(What you have to do) All of the lines below are to be printed again exactly; images are excluded from the output.

** START Excerpted data **

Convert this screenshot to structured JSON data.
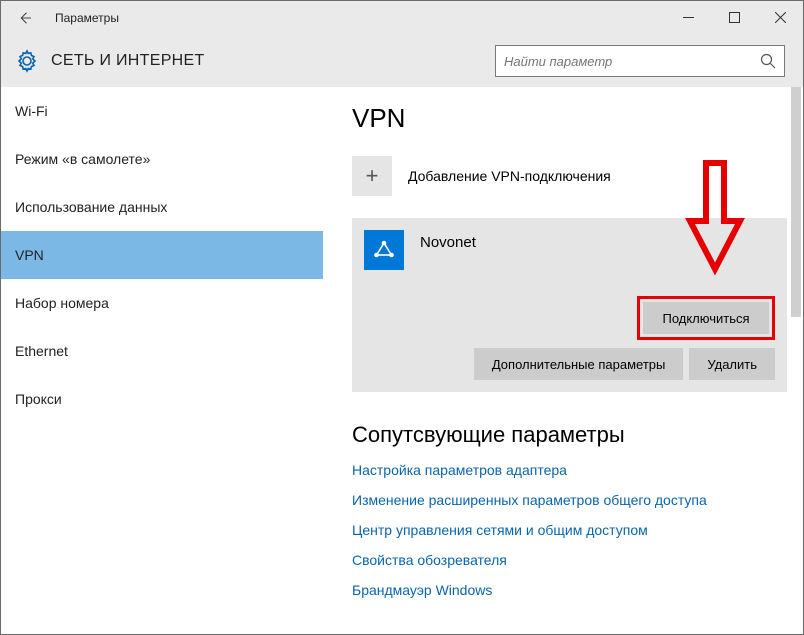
{
  "titlebar": {
    "title": "Параметры"
  },
  "header": {
    "title": "СЕТЬ И ИНТЕРНЕТ",
    "search_placeholder": "Найти параметр"
  },
  "sidebar": {
    "items": [
      {
        "label": "Wi-Fi"
      },
      {
        "label": "Режим «в самолете»"
      },
      {
        "label": "Использование данных"
      },
      {
        "label": "VPN",
        "selected": true
      },
      {
        "label": "Набор номера"
      },
      {
        "label": "Ethernet"
      },
      {
        "label": "Прокси"
      }
    ]
  },
  "main": {
    "title": "VPN",
    "add_label": "Добавление VPN-подключения",
    "connection": {
      "name": "Novonet",
      "connect_label": "Подключиться",
      "advanced_label": "Дополнительные параметры",
      "delete_label": "Удалить"
    },
    "related": {
      "title": "Сопутсвующие параметры",
      "links": [
        "Настройка параметров адаптера",
        "Изменение расширенных параметров общего доступа",
        "Центр управления сетями и общим доступом",
        "Свойства обозревателя",
        "Брандмауэр Windows"
      ]
    }
  }
}
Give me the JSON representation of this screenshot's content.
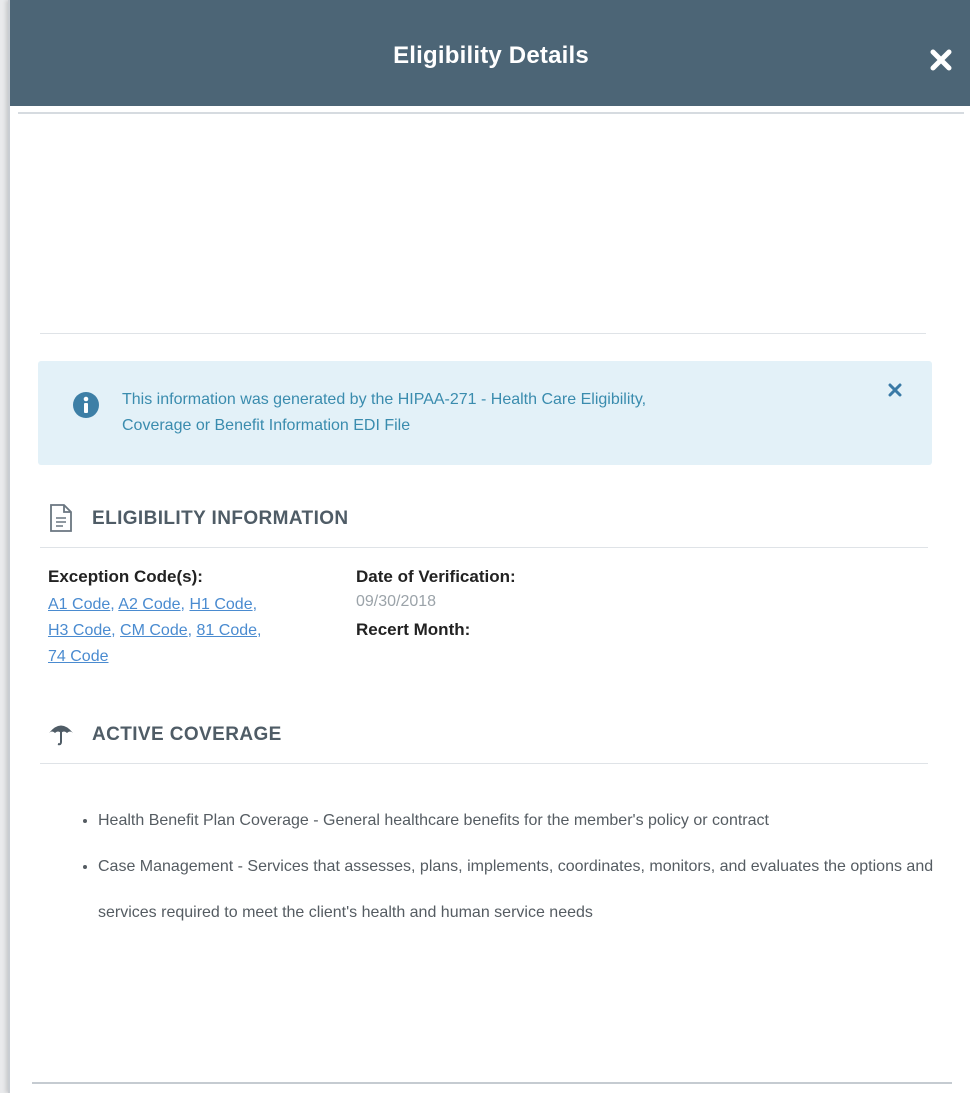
{
  "modal": {
    "title": "Eligibility Details"
  },
  "alert": {
    "line1": "This information was generated by the HIPAA-271 - Health Care Eligibility,",
    "line2": "Coverage or Benefit Information EDI File"
  },
  "eligibility": {
    "heading": "ELIGIBILITY INFORMATION",
    "exception_label": "Exception Code(s):",
    "codes": [
      "A1 Code",
      "A2 Code",
      "H1 Code",
      "H3 Code",
      "CM Code",
      "81 Code",
      "74 Code"
    ],
    "date_label": "Date of Verification:",
    "date_value": "09/30/2018",
    "recert_label": "Recert Month:"
  },
  "coverage": {
    "heading": "ACTIVE COVERAGE",
    "items": [
      "Health Benefit Plan Coverage - General healthcare benefits for the member's policy or contract",
      "Case Management - Services that assesses, plans, implements, coordinates, monitors, and evaluates the options and services required to meet the client's health and human service needs"
    ]
  },
  "colors": {
    "header_bg": "#4c6576",
    "alert_bg": "#e3f1f8",
    "alert_text": "#3a8cae",
    "link": "#4a8bd0"
  },
  "icons": {
    "close": "close-icon",
    "info": "info-circle-icon",
    "document": "document-icon",
    "umbrella": "umbrella-icon"
  }
}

** END Excerpted data **

(Output)
Convert this screenshot to structured JSON data.
{
  "titlebar": {
    "title": "Параметры"
  },
  "header": {
    "title": "СЕТЬ И ИНТЕРНЕТ",
    "search_placeholder": "Найти параметр"
  },
  "sidebar": {
    "items": [
      {
        "label": "Wi-Fi"
      },
      {
        "label": "Режим «в самолете»"
      },
      {
        "label": "Использование данных"
      },
      {
        "label": "VPN",
        "selected": true
      },
      {
        "label": "Набор номера"
      },
      {
        "label": "Ethernet"
      },
      {
        "label": "Прокси"
      }
    ]
  },
  "main": {
    "title": "VPN",
    "add_label": "Добавление VPN-подключения",
    "connection": {
      "name": "Novonet",
      "connect_label": "Подключиться",
      "advanced_label": "Дополнительные параметры",
      "delete_label": "Удалить"
    },
    "related": {
      "title": "Сопутсвующие параметры",
      "links": [
        "Настройка параметров адаптера",
        "Изменение расширенных параметров общего доступа",
        "Центр управления сетями и общим доступом",
        "Свойства обозревателя",
        "Брандмауэр Windows"
      ]
    }
  }
}
Give me the JSON representation of this screenshot's content.
{
  "modal": {
    "title": "Eligibility Details"
  },
  "alert": {
    "line1": "This information was generated by the HIPAA-271 - Health Care Eligibility,",
    "line2": "Coverage or Benefit Information EDI File"
  },
  "eligibility": {
    "heading": "ELIGIBILITY INFORMATION",
    "exception_label": "Exception Code(s):",
    "codes": [
      "A1 Code",
      "A2 Code",
      "H1 Code",
      "H3 Code",
      "CM Code",
      "81 Code",
      "74 Code"
    ],
    "date_label": "Date of Verification:",
    "date_value": "09/30/2018",
    "recert_label": "Recert Month:"
  },
  "coverage": {
    "heading": "ACTIVE COVERAGE",
    "items": [
      "Health Benefit Plan Coverage - General healthcare benefits for the member's policy or contract",
      "Case Management - Services that assesses, plans, implements, coordinates, monitors, and evaluates the options and services required to meet the client's health and human service needs"
    ]
  },
  "colors": {
    "header_bg": "#4c6576",
    "alert_bg": "#e3f1f8",
    "alert_text": "#3a8cae",
    "link": "#4a8bd0"
  },
  "icons": {
    "close": "close-icon",
    "info": "info-circle-icon",
    "document": "document-icon",
    "umbrella": "umbrella-icon"
  }
}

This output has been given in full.